Render the material from its first line through the line containing "- y-axis-label: Count" as a JSON list of strings, one string per line, with blank lines omitted.
-- -- --
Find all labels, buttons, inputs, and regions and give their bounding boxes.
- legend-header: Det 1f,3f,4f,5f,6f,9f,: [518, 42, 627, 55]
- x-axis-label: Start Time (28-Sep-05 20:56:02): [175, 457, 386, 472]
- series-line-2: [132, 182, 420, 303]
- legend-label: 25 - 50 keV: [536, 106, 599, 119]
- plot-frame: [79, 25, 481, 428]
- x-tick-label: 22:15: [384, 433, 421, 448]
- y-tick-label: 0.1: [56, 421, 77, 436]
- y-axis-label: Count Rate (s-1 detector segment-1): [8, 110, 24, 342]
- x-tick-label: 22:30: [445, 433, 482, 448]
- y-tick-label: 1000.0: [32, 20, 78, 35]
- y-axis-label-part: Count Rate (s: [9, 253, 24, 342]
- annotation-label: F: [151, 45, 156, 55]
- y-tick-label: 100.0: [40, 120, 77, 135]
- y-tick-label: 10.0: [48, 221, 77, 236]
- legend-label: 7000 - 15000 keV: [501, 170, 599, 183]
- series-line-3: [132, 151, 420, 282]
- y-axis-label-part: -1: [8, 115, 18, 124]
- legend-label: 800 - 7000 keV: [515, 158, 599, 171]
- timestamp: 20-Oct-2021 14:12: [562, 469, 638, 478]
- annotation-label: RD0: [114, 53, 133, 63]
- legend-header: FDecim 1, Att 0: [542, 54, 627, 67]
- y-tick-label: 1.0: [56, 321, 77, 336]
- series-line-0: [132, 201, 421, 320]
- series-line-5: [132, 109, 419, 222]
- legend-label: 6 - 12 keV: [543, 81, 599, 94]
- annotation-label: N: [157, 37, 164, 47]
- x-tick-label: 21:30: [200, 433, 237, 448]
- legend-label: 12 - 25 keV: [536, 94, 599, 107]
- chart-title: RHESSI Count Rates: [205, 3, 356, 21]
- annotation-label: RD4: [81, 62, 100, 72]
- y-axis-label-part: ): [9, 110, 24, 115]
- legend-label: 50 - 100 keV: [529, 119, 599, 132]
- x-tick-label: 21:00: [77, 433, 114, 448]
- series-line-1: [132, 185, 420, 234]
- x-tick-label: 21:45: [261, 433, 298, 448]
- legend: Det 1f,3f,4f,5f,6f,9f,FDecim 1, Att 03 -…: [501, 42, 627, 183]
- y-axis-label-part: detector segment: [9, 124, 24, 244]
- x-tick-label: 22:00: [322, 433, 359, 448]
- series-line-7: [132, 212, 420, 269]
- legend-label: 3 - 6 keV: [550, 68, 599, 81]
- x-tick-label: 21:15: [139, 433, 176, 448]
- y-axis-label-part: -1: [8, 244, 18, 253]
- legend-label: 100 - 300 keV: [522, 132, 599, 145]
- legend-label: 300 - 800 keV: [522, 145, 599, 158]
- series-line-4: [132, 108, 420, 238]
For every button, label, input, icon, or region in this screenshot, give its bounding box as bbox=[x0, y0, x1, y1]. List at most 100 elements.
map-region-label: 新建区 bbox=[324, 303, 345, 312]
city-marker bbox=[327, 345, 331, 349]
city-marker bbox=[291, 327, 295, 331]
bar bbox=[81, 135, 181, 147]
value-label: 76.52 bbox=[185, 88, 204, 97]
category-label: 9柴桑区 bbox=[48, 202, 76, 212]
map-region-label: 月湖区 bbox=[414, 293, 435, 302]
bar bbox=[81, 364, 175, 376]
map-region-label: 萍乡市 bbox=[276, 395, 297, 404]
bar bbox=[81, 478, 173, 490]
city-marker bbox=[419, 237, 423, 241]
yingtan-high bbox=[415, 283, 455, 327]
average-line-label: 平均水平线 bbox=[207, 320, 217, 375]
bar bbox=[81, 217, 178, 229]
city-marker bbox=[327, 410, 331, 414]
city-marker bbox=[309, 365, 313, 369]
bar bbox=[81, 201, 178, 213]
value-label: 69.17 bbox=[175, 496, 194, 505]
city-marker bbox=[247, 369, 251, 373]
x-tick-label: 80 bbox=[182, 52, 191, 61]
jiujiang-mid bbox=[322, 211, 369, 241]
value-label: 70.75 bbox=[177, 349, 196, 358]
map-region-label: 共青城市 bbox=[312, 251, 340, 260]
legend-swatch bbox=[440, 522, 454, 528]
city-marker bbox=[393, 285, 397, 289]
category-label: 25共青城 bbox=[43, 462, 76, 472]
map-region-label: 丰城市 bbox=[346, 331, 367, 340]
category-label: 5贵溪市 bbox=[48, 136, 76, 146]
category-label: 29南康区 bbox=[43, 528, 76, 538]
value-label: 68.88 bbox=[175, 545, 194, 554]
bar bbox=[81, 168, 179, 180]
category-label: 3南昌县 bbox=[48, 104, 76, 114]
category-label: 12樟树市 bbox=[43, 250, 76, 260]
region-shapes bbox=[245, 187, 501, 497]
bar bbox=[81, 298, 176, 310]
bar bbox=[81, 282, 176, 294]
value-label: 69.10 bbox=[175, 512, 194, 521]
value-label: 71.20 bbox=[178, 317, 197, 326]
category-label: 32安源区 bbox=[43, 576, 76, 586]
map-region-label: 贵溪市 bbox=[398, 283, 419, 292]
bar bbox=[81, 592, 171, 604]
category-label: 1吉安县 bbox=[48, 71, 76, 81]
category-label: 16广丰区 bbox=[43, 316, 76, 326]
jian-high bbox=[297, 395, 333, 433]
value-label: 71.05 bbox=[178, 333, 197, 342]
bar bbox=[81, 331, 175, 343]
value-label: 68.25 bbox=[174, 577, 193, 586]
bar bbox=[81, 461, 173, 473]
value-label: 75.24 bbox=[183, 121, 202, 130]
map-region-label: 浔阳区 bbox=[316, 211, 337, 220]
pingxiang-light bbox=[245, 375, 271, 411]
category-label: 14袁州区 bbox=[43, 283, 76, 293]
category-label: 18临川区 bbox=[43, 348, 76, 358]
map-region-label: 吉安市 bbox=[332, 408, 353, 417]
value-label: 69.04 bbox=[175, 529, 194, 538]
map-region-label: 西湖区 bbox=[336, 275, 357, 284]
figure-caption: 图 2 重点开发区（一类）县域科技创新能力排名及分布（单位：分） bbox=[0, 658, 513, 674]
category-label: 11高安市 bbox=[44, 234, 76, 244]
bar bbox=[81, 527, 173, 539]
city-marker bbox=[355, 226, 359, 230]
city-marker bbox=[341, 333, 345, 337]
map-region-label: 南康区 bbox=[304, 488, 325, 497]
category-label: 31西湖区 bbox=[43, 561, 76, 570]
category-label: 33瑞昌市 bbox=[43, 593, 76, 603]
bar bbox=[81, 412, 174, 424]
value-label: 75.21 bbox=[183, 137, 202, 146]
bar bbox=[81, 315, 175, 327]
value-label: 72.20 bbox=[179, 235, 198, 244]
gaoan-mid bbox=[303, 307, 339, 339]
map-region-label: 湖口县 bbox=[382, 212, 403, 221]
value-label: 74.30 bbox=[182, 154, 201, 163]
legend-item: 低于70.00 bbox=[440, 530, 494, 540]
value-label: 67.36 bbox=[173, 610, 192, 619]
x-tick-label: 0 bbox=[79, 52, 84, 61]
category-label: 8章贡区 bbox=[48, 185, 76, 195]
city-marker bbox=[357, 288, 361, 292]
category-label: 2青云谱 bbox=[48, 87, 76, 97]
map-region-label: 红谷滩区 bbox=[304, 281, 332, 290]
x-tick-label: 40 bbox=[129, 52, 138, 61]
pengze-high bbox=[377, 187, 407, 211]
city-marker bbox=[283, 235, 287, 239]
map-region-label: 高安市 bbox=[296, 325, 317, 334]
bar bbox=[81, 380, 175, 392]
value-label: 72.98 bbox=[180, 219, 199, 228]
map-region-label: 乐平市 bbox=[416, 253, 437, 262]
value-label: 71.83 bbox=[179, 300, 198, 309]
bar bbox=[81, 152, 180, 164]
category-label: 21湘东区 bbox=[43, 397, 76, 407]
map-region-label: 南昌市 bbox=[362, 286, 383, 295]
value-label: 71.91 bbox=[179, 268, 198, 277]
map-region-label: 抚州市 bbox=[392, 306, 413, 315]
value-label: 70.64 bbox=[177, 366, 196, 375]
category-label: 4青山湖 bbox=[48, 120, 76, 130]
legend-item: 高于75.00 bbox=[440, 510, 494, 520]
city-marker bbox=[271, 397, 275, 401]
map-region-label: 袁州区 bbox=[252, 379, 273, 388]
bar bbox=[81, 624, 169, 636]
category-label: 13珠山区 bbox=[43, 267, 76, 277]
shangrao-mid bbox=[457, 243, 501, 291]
-- -- --
# [Written solution]
[
  "Find all labels, buttons, inputs, and regions and give their bounding boxes.",
  "- legend-header: Det 1f,3f,4f,5f,6f,9f,: [518, 42, 627, 55]",
  "- x-axis-label: Start Time (28-Sep-05 20:56:02): [175, 457, 386, 472]",
  "- series-line-2: [132, 182, 420, 303]",
  "- legend-label: 25 - 50 keV: [536, 106, 599, 119]",
  "- plot-frame: [79, 25, 481, 428]",
  "- x-tick-label: 22:15: [384, 433, 421, 448]",
  "- y-tick-label: 0.1: [56, 421, 77, 436]",
  "- y-axis-label: Count Rate (s-1 detector segment-1): [8, 110, 24, 342]"
]